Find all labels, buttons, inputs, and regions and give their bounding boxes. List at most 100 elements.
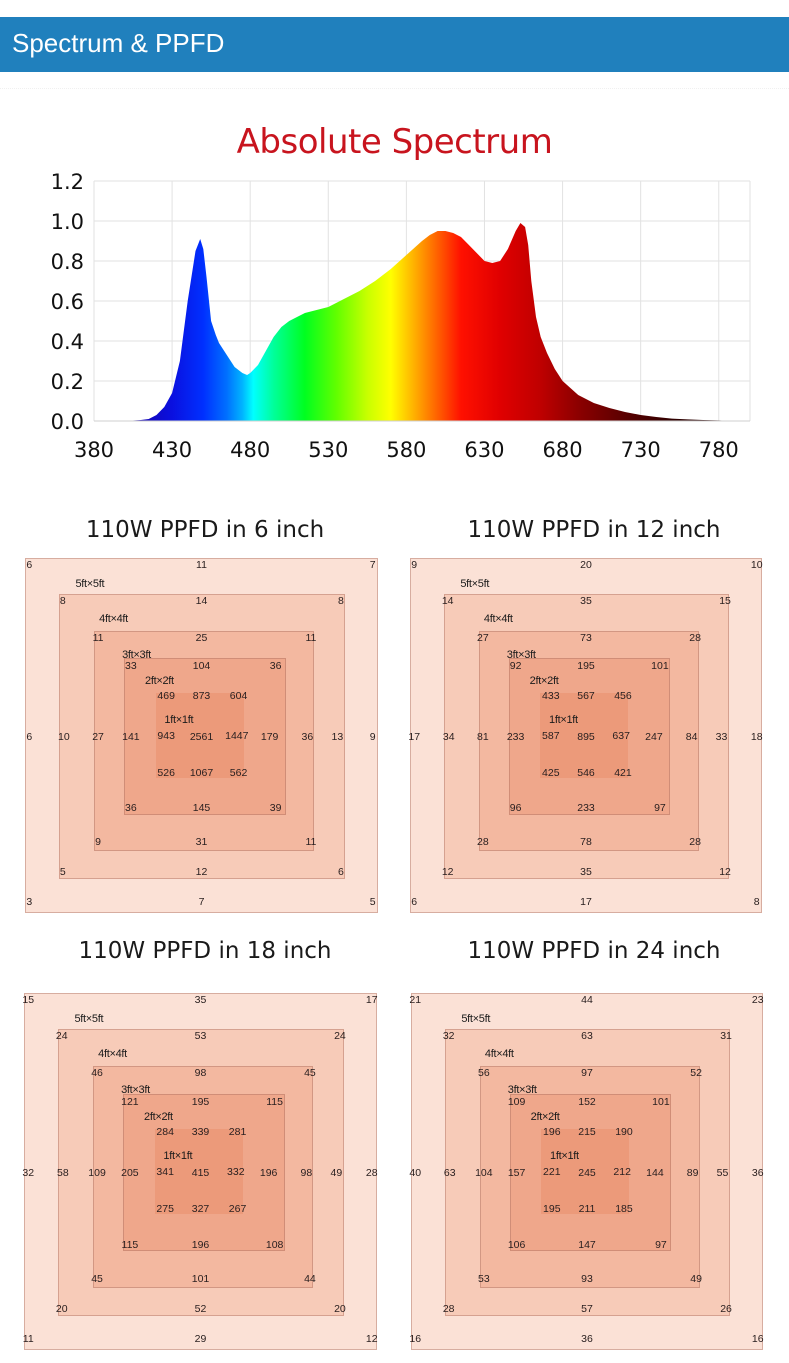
ppfd-value: 52 [690, 1067, 702, 1080]
zone-1ftx1ft [540, 692, 629, 779]
ppfd-value: 10 [57, 731, 70, 744]
ppfd-value: 2561 [189, 731, 214, 744]
zone-size-label: 1ft×1ft [549, 714, 578, 727]
ppfd-value: 20 [334, 1302, 346, 1315]
ppfd-value: 196 [543, 1126, 561, 1139]
ppfd-value: 45 [304, 1067, 316, 1080]
ppfd-value: 106 [507, 1238, 526, 1251]
ppfd-value: 8 [338, 594, 344, 607]
ppfd-value: 195 [577, 660, 595, 673]
ppfd-value: 35 [580, 866, 592, 879]
ppfd-value: 12 [719, 866, 731, 879]
ppfd-value: 7 [369, 559, 376, 572]
ppfd-value: 604 [229, 690, 248, 703]
ppfd-value: 11 [196, 559, 207, 572]
ppfd-value: 26 [720, 1302, 732, 1315]
ppfd-value: 31 [195, 836, 208, 848]
ppfd-chart-title: 110W PPFD in 6 inch [85, 517, 325, 543]
ppfd-value: 13 [331, 731, 344, 744]
ppfd-value: 28 [442, 1302, 455, 1315]
ppfd-value: 44 [581, 994, 593, 1007]
ppfd-value: 15 [22, 994, 35, 1007]
ppfd-value: 233 [506, 731, 525, 744]
ppfd-value: 873 [192, 690, 211, 703]
ppfd-value: 109 [507, 1095, 526, 1108]
ppfd-value: 6 [26, 731, 33, 744]
y-tick-label: 0.8 [51, 250, 84, 274]
zone-size-label: 5ft×5ft [461, 1012, 491, 1025]
ppfd-value: 9 [95, 836, 101, 848]
ppfd-value: 58 [56, 1167, 69, 1180]
ppfd-value: 98 [300, 1167, 313, 1180]
zone-size-label: 3ft×3ft [507, 1084, 537, 1097]
ppfd-value: 17 [580, 896, 592, 909]
ppfd-value: 327 [191, 1202, 210, 1215]
ppfd-value: 39 [269, 802, 282, 815]
ppfd-value: 587 [542, 729, 560, 742]
spectrum-chart: 0.0 0.2 0.4 0.6 0.8 1.0 1.2 380 430 480 530 580 630 6… [51, 170, 751, 462]
ppfd-value: 145 [192, 802, 211, 815]
zone-size-label: 5ft×5ft [460, 577, 490, 590]
zone-size-label: 5ft×5ft [74, 1012, 104, 1025]
ppfd-value: 24 [334, 1029, 346, 1042]
ppfd-value: 84 [685, 731, 698, 744]
ppfd-value: 40 [409, 1167, 422, 1180]
ppfd-value: 16 [751, 1333, 764, 1346]
ppfd-value: 21 [409, 994, 422, 1007]
ppfd-value: 36 [125, 802, 137, 815]
ppfd-value: 25 [195, 631, 208, 644]
ppfd-value: 93 [581, 1272, 593, 1285]
ppfd-value: 9 [369, 731, 376, 744]
ppfd-value: 190 [615, 1126, 633, 1139]
ppfd-value: 14 [195, 594, 208, 607]
ppfd-value: 567 [577, 690, 595, 703]
ppfd-value: 425 [542, 766, 560, 779]
ppfd-value: 179 [260, 731, 279, 744]
ppfd-value: 53 [194, 1029, 207, 1042]
ppfd-value: 35 [580, 594, 592, 607]
y-tick-label: 0.6 [51, 290, 84, 314]
ppfd-value: 97 [654, 802, 666, 815]
ppfd-value: 943 [157, 729, 175, 742]
ppfd-value: 247 [645, 731, 663, 744]
ppfd-value: 35 [194, 994, 207, 1007]
zone-size-label: 5ft×5ft [75, 577, 105, 590]
ppfd-value: 281 [228, 1126, 247, 1139]
ppfd-value: 17 [365, 994, 378, 1007]
ppfd-value: 104 [192, 660, 211, 673]
ppfd-value: 24 [55, 1029, 68, 1042]
ppfd-value: 28 [689, 836, 701, 848]
ppfd-value: 97 [581, 1067, 593, 1080]
ppfd-value: 73 [580, 631, 592, 644]
ppfd-value: 29 [194, 1333, 207, 1346]
ppfd-value: 415 [191, 1167, 210, 1180]
ppfd-value: 36 [269, 660, 282, 673]
ppfd-grid: 5ft×5ft 4ft×4ft 3ft×3ft 2ft×2ft 1ft×1ft 15 35 1… [22, 993, 378, 1350]
ppfd-value: 205 [121, 1167, 139, 1180]
ppfd-value: 108 [265, 1238, 284, 1251]
ppfd-value: 341 [156, 1165, 174, 1178]
zone-1ftx1ft [155, 692, 244, 779]
ppfd-value: 245 [578, 1167, 596, 1180]
x-tick-label: 730 [621, 438, 661, 462]
zone-size-label: 4ft×4ft [484, 1048, 514, 1061]
zone-size-label: 2ft×2ft [145, 675, 174, 688]
ppfd-value: 6 [411, 896, 418, 909]
ppfd-value: 89 [686, 1167, 699, 1180]
ppfd-value: 11 [305, 631, 317, 644]
ppfd-value: 469 [157, 690, 175, 703]
x-tick-label: 380 [74, 438, 114, 462]
ppfd-value: 121 [121, 1095, 139, 1108]
ppfd-value: 36 [581, 1333, 593, 1346]
ppfd-value: 267 [228, 1202, 247, 1215]
dotted-divider [0, 88, 789, 91]
ppfd-value: 456 [614, 690, 632, 703]
zone-size-label: 4ft×4ft [99, 613, 128, 626]
ppfd-chart-title: 110W PPFD in 24 inch [467, 938, 721, 964]
ppfd-value: 98 [194, 1067, 207, 1080]
ppfd-value: 92 [509, 660, 522, 673]
zone-size-label: 1ft×1ft [550, 1150, 579, 1163]
ppfd-value: 36 [751, 1167, 764, 1180]
ppfd-value: 211 [578, 1202, 596, 1215]
y-tick-label: 1.2 [51, 170, 84, 194]
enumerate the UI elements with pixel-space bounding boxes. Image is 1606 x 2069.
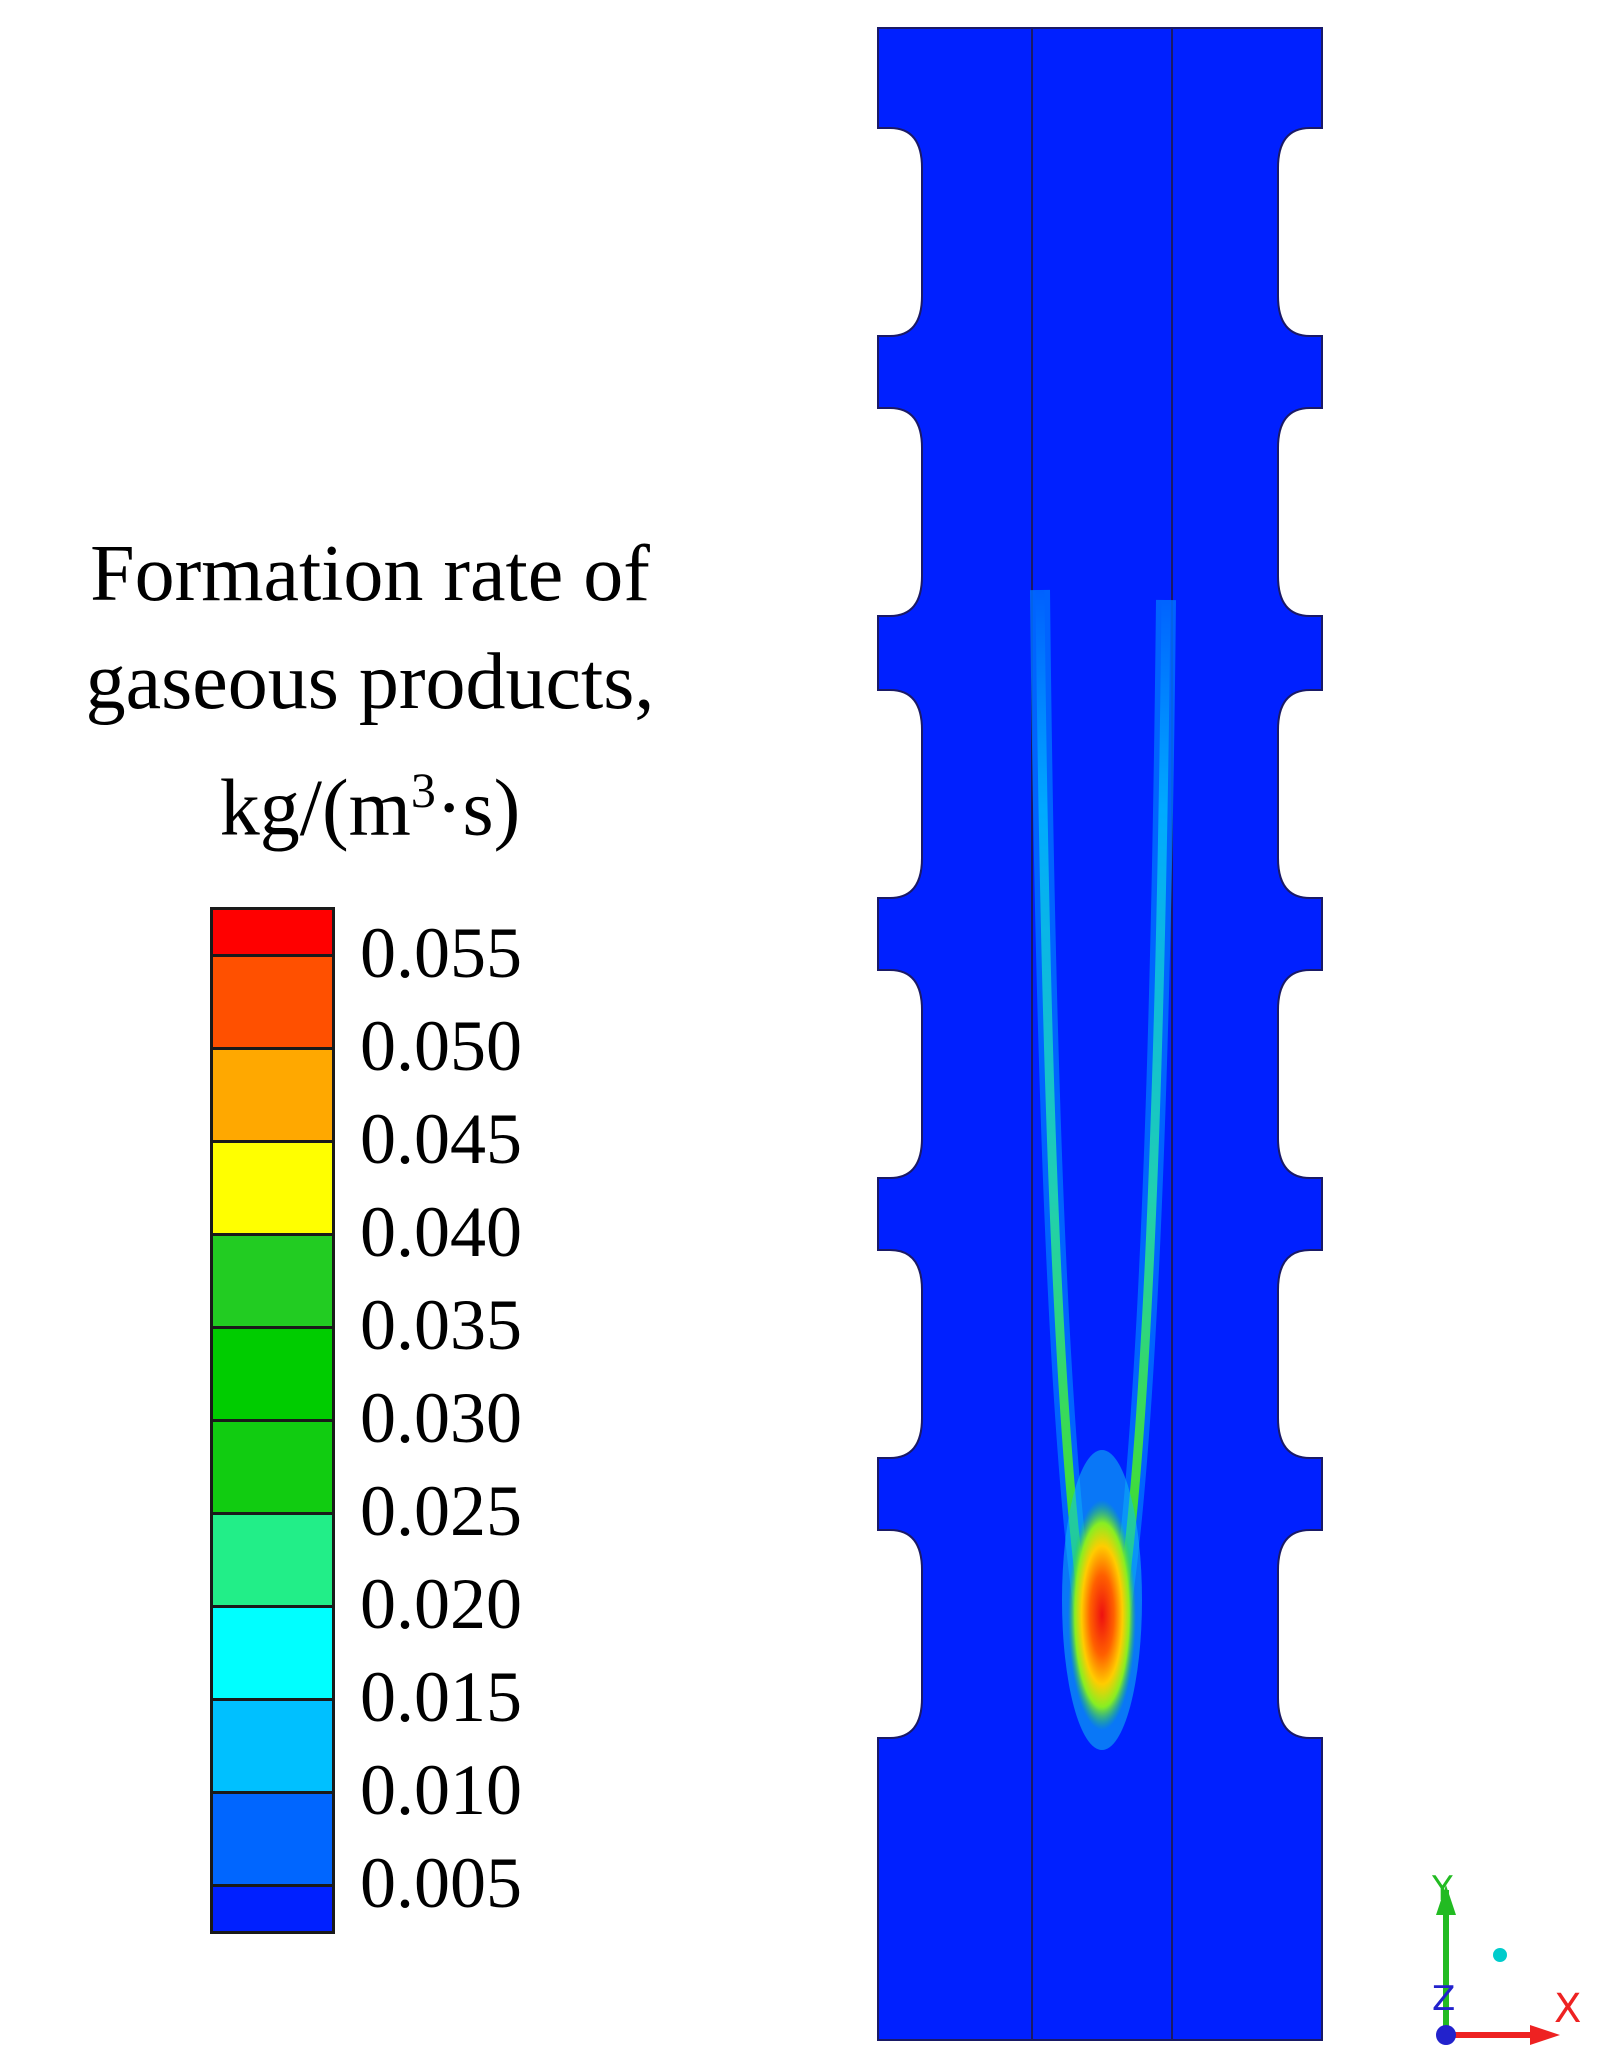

▬▬▬

-- WHAT IS BEING ASKED --
Reproduce all of the items above word for word, and omit the pictures.

-- SOLUTION TO THIS TASK --
Find all labels, buttons, inputs, and regions and give their bounding boxes. List at most 100 elements.
ppfd-value: 52 [690, 1067, 702, 1080]
zone-1ftx1ft [540, 692, 629, 779]
ppfd-value: 10 [57, 731, 70, 744]
ppfd-value: 2561 [189, 731, 214, 744]
zone-size-label: 1ft×1ft [549, 714, 578, 727]
ppfd-value: 20 [334, 1302, 346, 1315]
ppfd-value: 196 [543, 1126, 561, 1139]
ppfd-value: 45 [304, 1067, 316, 1080]
ppfd-value: 106 [507, 1238, 526, 1251]
ppfd-value: 8 [338, 594, 344, 607]
ppfd-value: 195 [577, 660, 595, 673]
ppfd-value: 35 [580, 866, 592, 879]
ppfd-value: 12 [719, 866, 731, 879]
ppfd-value: 7 [369, 559, 376, 572]
ppfd-value: 604 [229, 690, 248, 703]
ppfd-value: 11 [196, 559, 207, 572]
ppfd-value: 26 [720, 1302, 732, 1315]
ppfd-value: 31 [195, 836, 208, 848]
ppfd-chart-title: 110W PPFD in 6 inch [85, 517, 325, 543]
ppfd-value: 13 [331, 731, 344, 744]
ppfd-value: 28 [442, 1302, 455, 1315]
ppfd-value: 44 [581, 994, 593, 1007]
ppfd-value: 15 [22, 994, 35, 1007]
ppfd-value: 233 [506, 731, 525, 744]
ppfd-value: 873 [192, 690, 211, 703]
ppfd-value: 109 [507, 1095, 526, 1108]
ppfd-value: 6 [26, 731, 33, 744]
y-tick-label: 0.8 [51, 250, 84, 274]
zone-size-label: 5ft×5ft [461, 1012, 491, 1025]
ppfd-value: 9 [95, 836, 101, 848]
ppfd-value: 58 [56, 1167, 69, 1180]
ppfd-value: 98 [300, 1167, 313, 1180]
zone-size-label: 3ft×3ft [507, 1084, 537, 1097]
ppfd-value: 17 [580, 896, 592, 909]
ppfd-value: 327 [191, 1202, 210, 1215]
ppfd-value: 39 [269, 802, 282, 815]
ppfd-value: 587 [542, 729, 560, 742]
spectrum-chart: 0.0 0.2 0.4 0.6 0.8 1.0 1.2 380 430 480 530 580 630 6… [51, 170, 751, 462]
ppfd-value: 145 [192, 802, 211, 815]
zone-size-label: 5ft×5ft [460, 577, 490, 590]
zone-size-label: 5ft×5ft [74, 1012, 104, 1025]
ppfd-value: 24 [334, 1029, 346, 1042]
ppfd-value: 84 [685, 731, 698, 744]
ppfd-value: 40 [409, 1167, 422, 1180]
ppfd-value: 16 [751, 1333, 764, 1346]
ppfd-value: 21 [409, 994, 422, 1007]
ppfd-value: 36 [125, 802, 137, 815]
ppfd-value: 25 [195, 631, 208, 644]
ppfd-value: 93 [581, 1272, 593, 1285]
ppfd-value: 9 [369, 731, 376, 744]
ppfd-value: 190 [615, 1126, 633, 1139]
ppfd-value: 14 [195, 594, 208, 607]
ppfd-value: 567 [577, 690, 595, 703]
ppfd-value: 425 [542, 766, 560, 779]
ppfd-value: 179 [260, 731, 279, 744]
ppfd-value: 53 [194, 1029, 207, 1042]
ppfd-value: 35 [580, 594, 592, 607]
y-tick-label: 0.6 [51, 290, 84, 314]
ppfd-value: 97 [654, 802, 666, 815]
ppfd-value: 943 [157, 729, 175, 742]
ppfd-value: 247 [645, 731, 663, 744]
ppfd-value: 35 [194, 994, 207, 1007]
zone-size-label: 5ft×5ft [75, 577, 105, 590]
ppfd-value: 281 [228, 1126, 247, 1139]
ppfd-value: 17 [365, 994, 378, 1007]
ppfd-value: 104 [192, 660, 211, 673]
ppfd-value: 24 [55, 1029, 68, 1042]
ppfd-value: 28 [689, 836, 701, 848]
ppfd-value: 97 [581, 1067, 593, 1080]
ppfd-value: 73 [580, 631, 592, 644]
ppfd-value: 29 [194, 1333, 207, 1346]
ppfd-value: 415 [191, 1167, 210, 1180]
ppfd-value: 36 [269, 660, 282, 673]
ppfd-grid: 5ft×5ft 4ft×4ft 3ft×3ft 2ft×2ft 1ft×1ft 15 35 1… [22, 993, 378, 1350]
ppfd-value: 205 [121, 1167, 139, 1180]
ppfd-value: 108 [265, 1238, 284, 1251]
ppfd-value: 341 [156, 1165, 174, 1178]
zone-1ftx1ft [155, 692, 244, 779]
ppfd-value: 245 [578, 1167, 596, 1180]
x-tick-label: 730 [621, 438, 661, 462]
zone-size-label: 4ft×4ft [484, 1048, 514, 1061]
zone-size-label: 2ft×2ft [145, 675, 174, 688]
ppfd-value: 6 [411, 896, 418, 909]
ppfd-value: 89 [686, 1167, 699, 1180]
ppfd-value: 11 [305, 631, 317, 644]
ppfd-value: 469 [157, 690, 175, 703]
x-tick-label: 380 [74, 438, 114, 462]
ppfd-value: 121 [121, 1095, 139, 1108]
ppfd-value: 36 [581, 1333, 593, 1346]
ppfd-value: 267 [228, 1202, 247, 1215]
dotted-divider [0, 88, 789, 91]
ppfd-value: 456 [614, 690, 632, 703]
zone-size-label: 4ft×4ft [99, 613, 128, 626]
ppfd-chart-title: 110W PPFD in 24 inch [467, 938, 721, 964]
ppfd-value: 98 [194, 1067, 207, 1080]
ppfd-value: 92 [509, 660, 522, 673]
zone-size-label: 1ft×1ft [550, 1150, 579, 1163]
ppfd-value: 36 [751, 1167, 764, 1180]
ppfd-value: 211 [578, 1202, 596, 1215]
y-tick-label: 1.2 [51, 170, 84, 194]
enumerate the UI elements with pixel-space bounding boxes. Image is 1606 x 2069.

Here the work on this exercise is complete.